----- Extracted information -----

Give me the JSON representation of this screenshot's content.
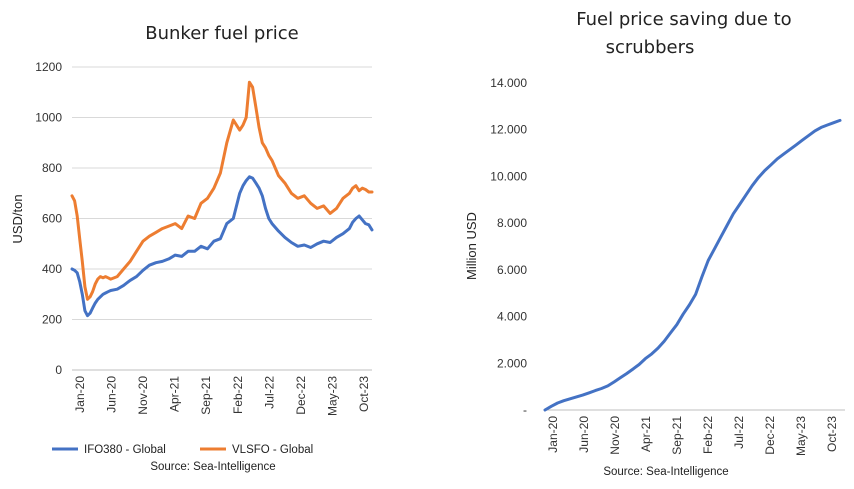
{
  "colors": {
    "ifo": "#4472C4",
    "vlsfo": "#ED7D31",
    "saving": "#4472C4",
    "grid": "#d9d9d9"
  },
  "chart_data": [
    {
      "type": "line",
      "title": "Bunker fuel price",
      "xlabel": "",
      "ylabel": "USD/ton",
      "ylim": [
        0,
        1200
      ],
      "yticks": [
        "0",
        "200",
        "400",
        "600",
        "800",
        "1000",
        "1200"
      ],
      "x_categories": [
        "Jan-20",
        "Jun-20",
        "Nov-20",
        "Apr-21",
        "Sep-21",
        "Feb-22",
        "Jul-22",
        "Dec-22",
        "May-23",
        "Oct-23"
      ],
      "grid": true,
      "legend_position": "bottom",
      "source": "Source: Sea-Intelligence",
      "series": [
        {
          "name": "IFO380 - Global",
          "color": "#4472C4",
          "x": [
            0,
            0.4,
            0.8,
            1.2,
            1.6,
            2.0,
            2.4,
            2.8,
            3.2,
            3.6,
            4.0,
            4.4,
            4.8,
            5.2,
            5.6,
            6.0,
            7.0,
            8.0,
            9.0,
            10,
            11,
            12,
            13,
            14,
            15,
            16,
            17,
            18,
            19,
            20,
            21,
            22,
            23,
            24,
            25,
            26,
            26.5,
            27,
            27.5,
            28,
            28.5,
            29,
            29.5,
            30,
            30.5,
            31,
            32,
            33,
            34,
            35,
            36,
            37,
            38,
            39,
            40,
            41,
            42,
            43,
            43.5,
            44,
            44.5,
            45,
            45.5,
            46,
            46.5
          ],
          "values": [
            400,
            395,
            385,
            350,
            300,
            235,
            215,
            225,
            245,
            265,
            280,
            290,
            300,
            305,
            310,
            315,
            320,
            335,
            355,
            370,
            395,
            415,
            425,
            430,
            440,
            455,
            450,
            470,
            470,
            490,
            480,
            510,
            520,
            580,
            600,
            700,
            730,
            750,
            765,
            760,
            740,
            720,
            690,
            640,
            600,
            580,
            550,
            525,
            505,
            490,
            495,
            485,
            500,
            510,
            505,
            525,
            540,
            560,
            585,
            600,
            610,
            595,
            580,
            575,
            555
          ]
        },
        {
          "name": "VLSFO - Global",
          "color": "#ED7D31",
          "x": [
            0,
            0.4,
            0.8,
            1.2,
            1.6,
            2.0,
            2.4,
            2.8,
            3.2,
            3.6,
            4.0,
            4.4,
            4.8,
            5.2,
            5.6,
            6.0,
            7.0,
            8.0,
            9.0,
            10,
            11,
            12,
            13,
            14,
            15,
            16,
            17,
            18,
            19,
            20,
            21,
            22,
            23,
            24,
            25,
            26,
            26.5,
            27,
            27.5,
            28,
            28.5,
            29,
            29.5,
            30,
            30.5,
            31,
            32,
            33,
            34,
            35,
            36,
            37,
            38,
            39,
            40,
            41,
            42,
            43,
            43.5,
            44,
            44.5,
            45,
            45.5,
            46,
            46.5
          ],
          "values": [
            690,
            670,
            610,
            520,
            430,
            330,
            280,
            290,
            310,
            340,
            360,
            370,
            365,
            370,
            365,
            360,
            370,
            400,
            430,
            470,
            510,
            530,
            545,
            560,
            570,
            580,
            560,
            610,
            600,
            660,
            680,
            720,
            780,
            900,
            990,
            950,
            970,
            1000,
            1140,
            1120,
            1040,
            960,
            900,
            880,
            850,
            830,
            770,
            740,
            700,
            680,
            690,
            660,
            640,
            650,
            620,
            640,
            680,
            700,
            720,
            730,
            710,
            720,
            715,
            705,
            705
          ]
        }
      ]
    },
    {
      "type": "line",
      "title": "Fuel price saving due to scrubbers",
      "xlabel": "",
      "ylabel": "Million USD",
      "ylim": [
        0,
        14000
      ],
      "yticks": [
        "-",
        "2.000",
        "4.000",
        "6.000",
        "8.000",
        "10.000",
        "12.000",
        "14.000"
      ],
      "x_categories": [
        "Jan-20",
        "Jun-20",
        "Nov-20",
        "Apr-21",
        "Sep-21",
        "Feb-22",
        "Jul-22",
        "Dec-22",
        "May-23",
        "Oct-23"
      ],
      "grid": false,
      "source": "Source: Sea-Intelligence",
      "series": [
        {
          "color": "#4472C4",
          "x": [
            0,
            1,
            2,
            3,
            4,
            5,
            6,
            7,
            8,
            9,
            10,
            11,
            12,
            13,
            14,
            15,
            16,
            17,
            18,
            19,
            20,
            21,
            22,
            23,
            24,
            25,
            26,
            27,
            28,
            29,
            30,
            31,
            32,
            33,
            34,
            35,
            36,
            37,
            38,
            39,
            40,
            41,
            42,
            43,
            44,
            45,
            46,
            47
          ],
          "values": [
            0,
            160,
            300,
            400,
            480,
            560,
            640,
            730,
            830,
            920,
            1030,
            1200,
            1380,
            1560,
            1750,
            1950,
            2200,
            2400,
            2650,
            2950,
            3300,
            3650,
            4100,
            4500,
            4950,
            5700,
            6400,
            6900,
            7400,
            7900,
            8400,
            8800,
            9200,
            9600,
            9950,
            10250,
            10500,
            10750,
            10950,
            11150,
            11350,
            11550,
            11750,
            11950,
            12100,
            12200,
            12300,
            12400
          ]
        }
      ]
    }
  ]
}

-----
----- Extracted information -----

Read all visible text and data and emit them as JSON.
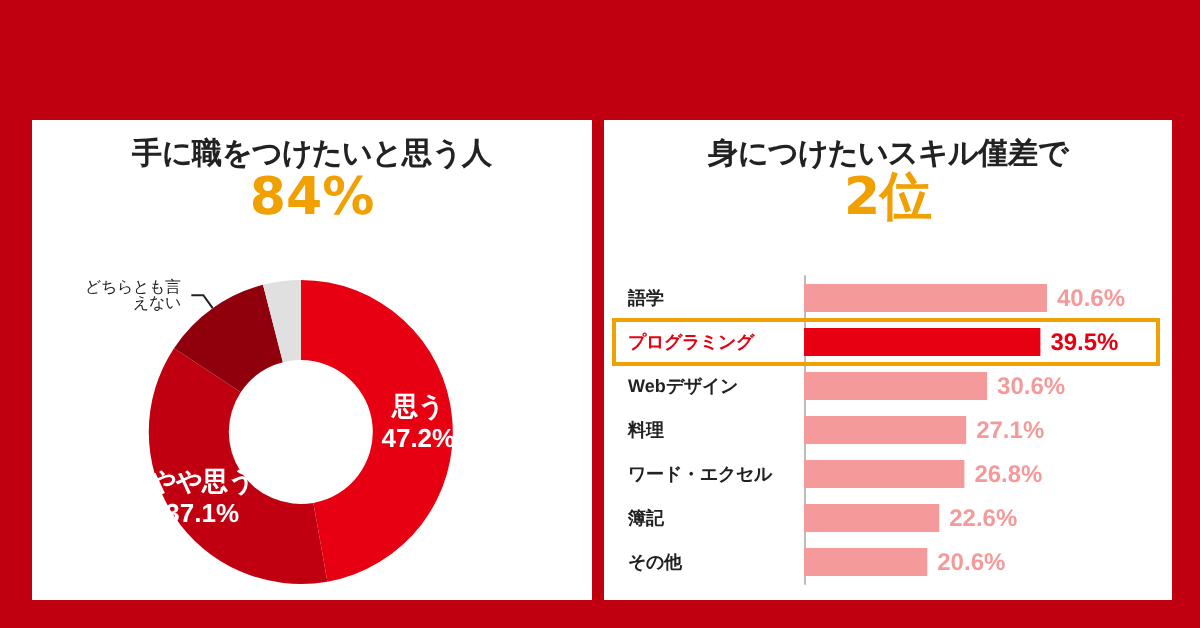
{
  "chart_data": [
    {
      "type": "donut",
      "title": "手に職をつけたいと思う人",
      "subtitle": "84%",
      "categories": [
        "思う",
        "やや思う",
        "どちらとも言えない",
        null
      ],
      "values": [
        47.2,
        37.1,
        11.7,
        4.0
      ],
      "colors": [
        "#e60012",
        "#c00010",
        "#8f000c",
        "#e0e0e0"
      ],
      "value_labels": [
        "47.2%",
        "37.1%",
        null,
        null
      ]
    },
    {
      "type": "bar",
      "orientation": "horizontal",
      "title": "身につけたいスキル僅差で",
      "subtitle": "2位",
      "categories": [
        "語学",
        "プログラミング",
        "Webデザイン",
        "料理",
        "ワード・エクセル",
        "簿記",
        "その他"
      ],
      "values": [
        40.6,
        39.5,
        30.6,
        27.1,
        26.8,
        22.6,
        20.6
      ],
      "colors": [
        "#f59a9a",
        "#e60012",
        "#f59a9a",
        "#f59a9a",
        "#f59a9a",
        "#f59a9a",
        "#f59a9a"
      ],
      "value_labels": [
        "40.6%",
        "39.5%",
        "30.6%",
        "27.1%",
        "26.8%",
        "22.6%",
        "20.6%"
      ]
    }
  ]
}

-----
----- Extracted information -----

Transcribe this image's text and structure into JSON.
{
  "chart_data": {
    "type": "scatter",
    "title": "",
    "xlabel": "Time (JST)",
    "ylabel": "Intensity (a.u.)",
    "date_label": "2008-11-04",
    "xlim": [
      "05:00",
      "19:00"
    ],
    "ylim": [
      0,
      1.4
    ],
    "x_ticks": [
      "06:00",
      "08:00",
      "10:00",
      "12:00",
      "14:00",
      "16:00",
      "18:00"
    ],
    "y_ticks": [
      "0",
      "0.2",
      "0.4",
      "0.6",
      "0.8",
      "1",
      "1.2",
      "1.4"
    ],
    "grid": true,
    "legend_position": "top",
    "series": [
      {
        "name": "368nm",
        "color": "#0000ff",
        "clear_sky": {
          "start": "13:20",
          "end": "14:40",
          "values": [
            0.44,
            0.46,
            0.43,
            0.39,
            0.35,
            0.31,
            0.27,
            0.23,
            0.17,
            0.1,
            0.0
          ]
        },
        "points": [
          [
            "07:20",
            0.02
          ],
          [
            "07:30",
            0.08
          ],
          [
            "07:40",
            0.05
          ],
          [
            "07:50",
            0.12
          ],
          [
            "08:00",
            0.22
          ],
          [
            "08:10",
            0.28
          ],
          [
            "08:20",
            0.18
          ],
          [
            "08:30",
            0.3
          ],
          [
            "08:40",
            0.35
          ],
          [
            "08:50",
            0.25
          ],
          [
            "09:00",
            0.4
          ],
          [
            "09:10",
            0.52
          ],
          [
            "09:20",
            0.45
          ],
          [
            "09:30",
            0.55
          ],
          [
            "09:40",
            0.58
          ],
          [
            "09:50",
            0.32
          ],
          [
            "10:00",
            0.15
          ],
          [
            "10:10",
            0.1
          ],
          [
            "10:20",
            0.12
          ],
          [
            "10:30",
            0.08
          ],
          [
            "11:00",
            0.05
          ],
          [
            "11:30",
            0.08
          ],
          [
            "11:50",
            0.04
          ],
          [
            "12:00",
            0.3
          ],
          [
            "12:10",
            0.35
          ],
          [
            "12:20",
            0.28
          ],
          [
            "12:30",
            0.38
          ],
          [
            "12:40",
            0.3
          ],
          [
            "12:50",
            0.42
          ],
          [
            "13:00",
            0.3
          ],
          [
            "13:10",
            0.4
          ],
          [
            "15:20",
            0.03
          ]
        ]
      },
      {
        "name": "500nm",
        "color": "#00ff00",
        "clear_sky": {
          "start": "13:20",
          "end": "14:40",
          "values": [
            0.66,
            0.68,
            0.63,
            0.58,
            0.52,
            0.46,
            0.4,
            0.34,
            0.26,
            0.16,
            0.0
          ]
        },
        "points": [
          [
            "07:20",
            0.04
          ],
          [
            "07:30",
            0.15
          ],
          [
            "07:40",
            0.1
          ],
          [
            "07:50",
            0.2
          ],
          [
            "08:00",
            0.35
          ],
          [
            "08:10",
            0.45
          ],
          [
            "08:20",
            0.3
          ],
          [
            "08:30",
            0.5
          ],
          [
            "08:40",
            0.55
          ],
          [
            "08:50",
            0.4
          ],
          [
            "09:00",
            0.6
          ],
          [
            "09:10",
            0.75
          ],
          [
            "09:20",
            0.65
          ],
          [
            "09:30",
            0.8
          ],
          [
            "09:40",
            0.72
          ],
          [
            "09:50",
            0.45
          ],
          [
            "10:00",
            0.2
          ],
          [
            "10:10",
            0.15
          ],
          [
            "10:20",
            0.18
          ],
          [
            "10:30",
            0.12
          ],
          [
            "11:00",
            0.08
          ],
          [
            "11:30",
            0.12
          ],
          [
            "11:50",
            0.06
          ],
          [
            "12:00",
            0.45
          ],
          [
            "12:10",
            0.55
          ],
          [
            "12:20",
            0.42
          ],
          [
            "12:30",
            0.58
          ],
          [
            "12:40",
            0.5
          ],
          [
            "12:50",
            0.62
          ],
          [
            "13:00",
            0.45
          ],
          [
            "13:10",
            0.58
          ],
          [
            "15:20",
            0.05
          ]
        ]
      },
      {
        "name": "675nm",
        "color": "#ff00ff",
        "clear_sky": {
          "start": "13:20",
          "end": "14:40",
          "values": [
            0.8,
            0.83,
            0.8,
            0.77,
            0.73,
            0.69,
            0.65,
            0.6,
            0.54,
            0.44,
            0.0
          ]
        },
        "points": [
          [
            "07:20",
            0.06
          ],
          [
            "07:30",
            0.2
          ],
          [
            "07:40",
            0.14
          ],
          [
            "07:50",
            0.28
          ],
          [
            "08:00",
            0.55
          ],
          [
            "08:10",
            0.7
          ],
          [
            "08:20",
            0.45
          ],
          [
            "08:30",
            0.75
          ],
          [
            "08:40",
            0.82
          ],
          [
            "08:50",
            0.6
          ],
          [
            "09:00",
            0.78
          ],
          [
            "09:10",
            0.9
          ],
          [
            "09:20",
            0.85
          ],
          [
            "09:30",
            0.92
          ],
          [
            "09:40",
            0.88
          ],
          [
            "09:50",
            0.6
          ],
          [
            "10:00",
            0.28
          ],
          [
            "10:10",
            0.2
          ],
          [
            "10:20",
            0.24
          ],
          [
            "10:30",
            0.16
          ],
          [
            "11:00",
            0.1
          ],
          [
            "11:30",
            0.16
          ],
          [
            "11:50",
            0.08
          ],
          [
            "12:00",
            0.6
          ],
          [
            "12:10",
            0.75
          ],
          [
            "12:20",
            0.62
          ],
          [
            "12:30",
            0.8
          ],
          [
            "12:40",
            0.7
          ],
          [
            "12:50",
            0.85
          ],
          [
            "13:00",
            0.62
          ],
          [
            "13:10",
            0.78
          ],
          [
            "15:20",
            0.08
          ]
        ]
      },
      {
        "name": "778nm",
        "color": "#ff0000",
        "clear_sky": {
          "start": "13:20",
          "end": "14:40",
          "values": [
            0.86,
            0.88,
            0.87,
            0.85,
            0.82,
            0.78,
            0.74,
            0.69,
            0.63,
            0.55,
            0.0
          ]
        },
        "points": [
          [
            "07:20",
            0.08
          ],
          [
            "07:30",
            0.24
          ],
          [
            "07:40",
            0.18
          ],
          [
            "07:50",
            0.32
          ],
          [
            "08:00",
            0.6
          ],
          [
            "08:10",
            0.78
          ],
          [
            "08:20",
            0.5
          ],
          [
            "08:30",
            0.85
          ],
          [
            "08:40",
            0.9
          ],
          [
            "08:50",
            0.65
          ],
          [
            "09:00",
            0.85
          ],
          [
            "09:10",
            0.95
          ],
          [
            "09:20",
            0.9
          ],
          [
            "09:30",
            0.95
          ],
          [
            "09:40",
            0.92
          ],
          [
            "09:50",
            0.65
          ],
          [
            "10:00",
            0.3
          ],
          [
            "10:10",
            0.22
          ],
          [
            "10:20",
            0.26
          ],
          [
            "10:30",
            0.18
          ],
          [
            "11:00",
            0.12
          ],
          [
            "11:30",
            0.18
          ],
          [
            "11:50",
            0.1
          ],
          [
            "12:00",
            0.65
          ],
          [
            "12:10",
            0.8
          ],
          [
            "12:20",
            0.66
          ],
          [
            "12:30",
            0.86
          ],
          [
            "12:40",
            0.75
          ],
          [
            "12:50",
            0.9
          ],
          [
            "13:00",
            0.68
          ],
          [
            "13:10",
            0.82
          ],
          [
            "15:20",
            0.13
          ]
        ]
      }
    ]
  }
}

-----

_Exercise goal_: Which lines contain "type"? Show each of them.

_The reply_:
      "type": "line",
      "type": "line",
      "type": "donut",
      "type": "bar",
    "type": "scatter",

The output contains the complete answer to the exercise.